> [WHAT IS REQUIRED] Show every line below where "выдать" can be found.

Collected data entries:
------------------------------------------------------------------------
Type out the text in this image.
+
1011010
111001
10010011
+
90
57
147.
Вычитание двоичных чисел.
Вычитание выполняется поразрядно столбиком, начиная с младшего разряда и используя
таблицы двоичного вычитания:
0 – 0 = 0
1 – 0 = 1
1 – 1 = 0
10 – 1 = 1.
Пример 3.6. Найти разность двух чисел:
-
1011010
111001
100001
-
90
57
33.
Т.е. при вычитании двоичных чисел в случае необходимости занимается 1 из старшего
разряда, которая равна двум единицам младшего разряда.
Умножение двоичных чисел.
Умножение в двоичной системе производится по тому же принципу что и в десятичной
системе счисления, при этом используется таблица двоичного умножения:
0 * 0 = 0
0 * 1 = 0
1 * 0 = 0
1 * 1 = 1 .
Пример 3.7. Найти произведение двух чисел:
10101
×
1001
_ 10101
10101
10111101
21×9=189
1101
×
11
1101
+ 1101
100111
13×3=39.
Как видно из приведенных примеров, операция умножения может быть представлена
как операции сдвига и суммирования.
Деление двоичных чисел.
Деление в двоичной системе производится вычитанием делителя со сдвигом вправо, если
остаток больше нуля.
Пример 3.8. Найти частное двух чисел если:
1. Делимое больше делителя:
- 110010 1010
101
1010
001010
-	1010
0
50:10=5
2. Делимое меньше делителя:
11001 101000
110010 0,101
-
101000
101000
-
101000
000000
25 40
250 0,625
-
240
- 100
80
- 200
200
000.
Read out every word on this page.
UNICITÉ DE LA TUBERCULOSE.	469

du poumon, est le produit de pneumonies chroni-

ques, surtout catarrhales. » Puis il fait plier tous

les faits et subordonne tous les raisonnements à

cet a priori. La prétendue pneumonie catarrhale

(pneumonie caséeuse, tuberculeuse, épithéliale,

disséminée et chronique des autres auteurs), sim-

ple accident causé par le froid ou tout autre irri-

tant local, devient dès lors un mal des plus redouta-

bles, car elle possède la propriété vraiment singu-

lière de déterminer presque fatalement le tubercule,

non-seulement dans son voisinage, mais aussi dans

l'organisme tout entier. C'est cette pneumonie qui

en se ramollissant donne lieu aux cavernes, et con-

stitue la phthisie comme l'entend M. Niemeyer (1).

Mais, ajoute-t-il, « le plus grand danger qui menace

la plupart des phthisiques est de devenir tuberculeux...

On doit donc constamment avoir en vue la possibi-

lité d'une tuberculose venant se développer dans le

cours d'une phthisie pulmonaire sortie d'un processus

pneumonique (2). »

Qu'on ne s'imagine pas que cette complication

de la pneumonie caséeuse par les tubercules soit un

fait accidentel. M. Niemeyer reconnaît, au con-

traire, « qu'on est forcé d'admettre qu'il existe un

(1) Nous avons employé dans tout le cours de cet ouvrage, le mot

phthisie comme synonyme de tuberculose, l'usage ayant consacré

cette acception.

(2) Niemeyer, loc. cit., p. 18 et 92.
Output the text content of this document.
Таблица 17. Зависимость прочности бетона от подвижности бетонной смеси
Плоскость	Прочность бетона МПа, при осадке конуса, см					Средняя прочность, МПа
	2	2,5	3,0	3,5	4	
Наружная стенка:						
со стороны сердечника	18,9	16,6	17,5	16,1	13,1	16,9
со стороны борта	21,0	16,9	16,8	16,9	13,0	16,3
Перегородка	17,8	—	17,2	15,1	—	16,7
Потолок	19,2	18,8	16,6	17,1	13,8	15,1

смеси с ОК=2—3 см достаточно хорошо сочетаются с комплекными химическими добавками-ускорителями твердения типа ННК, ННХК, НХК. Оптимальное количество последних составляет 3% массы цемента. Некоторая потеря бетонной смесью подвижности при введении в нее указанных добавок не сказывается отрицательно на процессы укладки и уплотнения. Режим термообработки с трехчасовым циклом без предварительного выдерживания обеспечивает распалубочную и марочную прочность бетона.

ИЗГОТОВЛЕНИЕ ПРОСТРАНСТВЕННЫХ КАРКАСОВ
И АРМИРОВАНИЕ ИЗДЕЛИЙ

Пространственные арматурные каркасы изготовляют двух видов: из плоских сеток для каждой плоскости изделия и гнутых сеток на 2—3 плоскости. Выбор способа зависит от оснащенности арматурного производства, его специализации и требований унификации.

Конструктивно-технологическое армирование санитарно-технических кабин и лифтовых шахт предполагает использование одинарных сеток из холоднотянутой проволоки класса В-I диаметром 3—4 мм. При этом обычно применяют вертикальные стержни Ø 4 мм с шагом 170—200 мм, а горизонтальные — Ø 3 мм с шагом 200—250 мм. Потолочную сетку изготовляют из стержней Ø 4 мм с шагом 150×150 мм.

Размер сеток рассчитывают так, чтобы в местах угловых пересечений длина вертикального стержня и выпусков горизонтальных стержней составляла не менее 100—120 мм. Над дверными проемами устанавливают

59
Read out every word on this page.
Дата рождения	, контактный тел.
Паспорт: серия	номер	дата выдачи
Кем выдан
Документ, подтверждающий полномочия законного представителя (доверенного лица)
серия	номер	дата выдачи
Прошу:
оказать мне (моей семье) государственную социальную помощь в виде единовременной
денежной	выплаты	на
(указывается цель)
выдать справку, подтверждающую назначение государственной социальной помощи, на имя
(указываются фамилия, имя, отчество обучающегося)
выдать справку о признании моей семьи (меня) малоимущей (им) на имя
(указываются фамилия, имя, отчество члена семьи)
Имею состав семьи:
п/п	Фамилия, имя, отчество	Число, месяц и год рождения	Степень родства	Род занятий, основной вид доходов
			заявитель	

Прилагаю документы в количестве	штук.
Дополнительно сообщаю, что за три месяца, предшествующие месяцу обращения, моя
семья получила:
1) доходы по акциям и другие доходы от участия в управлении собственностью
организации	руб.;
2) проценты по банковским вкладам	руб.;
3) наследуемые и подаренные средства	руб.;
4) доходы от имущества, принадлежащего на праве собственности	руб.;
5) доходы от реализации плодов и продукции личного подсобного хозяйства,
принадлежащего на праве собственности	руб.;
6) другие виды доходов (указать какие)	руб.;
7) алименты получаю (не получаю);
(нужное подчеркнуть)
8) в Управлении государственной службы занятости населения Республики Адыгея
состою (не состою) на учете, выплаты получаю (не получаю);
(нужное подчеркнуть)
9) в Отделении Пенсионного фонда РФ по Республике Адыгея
------------------------------------------------------------------------
> [FULL SOLUTION]
выдать справку, подтверждающую назначение государственной социальной помощи, на имя
выдать справку о признании моей семьи (меня) малоимущей (им) на имя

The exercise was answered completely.